Required work
In the listing below, count the lines with "Nachtragsliste" and report only the figure.

━━━━━ Data shown

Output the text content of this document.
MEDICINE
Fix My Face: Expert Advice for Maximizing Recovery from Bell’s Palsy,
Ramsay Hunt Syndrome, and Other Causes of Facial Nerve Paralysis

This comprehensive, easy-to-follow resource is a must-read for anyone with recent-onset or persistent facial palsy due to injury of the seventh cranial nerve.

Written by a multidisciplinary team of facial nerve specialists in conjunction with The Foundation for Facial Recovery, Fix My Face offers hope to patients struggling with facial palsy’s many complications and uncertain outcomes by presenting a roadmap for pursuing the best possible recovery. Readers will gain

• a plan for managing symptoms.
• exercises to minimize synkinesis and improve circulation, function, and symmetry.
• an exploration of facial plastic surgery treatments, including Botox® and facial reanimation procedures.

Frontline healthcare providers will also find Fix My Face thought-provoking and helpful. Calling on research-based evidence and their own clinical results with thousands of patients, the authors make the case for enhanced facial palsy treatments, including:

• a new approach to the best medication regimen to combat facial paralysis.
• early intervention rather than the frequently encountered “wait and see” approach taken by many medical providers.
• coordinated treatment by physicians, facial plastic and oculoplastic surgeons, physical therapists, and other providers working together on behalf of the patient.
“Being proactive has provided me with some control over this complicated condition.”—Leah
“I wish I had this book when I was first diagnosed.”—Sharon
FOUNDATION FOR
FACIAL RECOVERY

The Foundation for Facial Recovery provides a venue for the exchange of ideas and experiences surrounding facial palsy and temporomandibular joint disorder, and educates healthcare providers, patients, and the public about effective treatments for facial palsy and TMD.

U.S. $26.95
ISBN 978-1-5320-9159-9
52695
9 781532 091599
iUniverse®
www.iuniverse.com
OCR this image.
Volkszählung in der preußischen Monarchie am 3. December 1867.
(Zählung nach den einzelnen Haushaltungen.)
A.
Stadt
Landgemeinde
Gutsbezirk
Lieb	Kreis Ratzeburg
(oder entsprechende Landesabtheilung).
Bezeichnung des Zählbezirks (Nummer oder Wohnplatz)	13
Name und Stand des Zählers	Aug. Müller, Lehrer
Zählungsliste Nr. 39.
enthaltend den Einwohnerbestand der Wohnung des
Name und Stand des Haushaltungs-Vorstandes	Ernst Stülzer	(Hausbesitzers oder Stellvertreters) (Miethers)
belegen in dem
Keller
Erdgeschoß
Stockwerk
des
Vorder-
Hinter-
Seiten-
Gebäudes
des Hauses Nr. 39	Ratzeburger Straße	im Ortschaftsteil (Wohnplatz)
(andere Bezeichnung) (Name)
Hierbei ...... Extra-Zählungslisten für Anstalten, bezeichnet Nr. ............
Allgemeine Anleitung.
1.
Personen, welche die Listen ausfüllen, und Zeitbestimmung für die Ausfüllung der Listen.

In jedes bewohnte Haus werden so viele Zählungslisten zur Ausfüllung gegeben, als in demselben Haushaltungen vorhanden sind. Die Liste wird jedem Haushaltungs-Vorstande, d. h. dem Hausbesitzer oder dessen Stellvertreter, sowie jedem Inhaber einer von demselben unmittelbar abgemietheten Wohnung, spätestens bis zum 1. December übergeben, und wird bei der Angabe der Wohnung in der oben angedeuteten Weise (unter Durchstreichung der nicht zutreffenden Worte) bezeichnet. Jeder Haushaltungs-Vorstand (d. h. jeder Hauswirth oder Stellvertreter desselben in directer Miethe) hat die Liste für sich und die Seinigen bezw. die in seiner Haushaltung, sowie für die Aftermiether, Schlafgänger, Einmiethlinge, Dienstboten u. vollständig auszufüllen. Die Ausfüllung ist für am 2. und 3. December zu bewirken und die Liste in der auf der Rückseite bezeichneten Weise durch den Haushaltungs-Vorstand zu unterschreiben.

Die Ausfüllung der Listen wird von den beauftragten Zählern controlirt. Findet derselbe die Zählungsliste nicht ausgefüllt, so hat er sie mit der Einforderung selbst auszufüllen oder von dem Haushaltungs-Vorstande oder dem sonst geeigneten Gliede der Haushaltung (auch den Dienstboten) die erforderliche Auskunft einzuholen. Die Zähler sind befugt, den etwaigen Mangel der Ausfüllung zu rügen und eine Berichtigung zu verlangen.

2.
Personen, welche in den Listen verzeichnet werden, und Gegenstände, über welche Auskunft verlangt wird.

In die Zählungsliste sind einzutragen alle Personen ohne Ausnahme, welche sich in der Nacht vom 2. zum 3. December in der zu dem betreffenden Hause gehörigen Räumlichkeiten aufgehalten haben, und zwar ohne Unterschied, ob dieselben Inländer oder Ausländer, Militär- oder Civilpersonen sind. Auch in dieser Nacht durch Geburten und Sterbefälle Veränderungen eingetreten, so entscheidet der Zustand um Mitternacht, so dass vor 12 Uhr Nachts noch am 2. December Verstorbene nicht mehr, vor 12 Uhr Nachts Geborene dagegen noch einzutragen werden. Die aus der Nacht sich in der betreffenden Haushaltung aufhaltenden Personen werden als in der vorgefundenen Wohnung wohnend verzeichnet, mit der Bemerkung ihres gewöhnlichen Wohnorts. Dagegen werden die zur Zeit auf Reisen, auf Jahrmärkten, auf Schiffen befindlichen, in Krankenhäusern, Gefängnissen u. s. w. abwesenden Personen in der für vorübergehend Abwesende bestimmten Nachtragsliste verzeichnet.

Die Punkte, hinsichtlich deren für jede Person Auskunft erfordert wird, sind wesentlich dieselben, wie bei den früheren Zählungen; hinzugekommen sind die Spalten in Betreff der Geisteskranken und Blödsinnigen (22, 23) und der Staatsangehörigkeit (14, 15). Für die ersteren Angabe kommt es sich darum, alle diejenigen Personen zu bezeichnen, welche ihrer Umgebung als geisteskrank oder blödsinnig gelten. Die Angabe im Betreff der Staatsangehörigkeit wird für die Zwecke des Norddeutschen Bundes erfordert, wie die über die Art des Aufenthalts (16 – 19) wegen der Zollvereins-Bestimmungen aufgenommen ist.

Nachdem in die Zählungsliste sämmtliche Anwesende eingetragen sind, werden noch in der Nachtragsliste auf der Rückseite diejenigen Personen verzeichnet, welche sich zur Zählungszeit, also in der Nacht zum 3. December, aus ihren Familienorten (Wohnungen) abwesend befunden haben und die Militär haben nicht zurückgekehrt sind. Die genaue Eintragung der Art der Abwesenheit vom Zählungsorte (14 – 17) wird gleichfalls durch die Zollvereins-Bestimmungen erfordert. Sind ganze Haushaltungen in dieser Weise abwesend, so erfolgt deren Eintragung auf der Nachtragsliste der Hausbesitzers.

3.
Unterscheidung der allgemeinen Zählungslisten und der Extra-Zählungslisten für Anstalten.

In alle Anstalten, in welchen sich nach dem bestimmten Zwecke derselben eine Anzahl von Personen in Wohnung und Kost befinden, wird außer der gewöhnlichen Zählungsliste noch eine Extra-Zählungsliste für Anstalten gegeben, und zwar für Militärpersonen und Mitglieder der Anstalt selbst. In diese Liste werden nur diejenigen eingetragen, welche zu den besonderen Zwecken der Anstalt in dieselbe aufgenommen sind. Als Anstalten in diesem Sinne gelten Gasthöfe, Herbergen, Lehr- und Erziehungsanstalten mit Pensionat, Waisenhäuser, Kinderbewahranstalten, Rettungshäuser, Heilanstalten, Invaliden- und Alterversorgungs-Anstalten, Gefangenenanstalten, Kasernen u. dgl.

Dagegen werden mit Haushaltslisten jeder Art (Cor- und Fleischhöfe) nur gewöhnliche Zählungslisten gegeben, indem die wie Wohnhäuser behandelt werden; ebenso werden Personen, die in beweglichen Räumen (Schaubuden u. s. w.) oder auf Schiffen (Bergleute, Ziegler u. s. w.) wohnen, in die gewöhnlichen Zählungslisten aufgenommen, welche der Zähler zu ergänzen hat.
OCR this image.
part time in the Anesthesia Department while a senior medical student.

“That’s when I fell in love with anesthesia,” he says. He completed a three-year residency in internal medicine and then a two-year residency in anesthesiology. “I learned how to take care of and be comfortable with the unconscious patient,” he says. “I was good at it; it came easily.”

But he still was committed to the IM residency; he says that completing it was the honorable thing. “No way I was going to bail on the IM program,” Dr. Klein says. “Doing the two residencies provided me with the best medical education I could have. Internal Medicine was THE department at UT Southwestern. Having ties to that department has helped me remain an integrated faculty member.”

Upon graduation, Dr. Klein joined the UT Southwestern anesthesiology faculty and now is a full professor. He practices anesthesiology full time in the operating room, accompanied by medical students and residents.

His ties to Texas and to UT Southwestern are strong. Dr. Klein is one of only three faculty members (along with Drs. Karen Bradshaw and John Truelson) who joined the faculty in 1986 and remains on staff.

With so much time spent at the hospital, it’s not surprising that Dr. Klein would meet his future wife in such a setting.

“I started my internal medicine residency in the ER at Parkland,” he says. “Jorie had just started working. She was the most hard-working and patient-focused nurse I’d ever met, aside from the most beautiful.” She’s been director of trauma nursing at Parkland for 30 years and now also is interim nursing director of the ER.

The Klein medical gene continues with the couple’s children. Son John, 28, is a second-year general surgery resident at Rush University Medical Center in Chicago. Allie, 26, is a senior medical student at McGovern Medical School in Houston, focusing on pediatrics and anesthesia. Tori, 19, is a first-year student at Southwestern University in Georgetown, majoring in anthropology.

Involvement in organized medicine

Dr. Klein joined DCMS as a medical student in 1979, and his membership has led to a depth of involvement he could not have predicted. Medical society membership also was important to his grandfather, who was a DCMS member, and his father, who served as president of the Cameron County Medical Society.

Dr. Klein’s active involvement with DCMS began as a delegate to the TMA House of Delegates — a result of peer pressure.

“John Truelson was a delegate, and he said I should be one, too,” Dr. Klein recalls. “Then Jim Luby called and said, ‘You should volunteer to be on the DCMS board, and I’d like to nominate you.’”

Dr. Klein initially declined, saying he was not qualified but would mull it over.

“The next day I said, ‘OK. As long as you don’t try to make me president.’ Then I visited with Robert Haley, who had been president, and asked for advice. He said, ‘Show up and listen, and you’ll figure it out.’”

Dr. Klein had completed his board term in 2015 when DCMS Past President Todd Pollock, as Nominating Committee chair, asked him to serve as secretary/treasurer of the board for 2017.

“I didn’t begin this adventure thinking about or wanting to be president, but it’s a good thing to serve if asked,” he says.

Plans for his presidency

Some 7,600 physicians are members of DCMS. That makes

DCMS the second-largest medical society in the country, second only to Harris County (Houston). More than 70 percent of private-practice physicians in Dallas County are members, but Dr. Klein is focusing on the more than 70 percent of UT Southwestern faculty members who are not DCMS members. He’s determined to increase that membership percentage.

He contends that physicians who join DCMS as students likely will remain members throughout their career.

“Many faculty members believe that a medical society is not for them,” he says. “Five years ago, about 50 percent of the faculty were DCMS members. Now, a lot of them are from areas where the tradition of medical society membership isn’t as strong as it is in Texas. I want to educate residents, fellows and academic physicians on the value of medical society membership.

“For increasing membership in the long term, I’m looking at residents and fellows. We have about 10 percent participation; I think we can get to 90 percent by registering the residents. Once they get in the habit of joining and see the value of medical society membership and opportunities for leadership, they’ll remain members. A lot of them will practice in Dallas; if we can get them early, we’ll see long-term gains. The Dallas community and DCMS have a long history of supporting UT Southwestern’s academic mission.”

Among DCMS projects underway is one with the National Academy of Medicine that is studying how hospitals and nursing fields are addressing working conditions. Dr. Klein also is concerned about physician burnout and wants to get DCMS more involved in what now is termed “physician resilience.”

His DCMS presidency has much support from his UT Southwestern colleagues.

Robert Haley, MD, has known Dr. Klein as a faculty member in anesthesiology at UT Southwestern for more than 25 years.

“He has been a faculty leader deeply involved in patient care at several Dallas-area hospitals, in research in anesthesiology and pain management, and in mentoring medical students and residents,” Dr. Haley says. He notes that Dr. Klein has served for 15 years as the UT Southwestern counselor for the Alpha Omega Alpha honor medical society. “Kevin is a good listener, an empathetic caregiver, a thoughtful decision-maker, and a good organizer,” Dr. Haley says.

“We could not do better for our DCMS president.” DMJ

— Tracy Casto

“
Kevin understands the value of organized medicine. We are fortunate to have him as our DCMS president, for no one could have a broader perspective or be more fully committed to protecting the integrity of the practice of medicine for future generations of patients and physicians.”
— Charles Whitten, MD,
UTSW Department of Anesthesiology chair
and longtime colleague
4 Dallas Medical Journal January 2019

━━━━━━━━━━

Task solution
2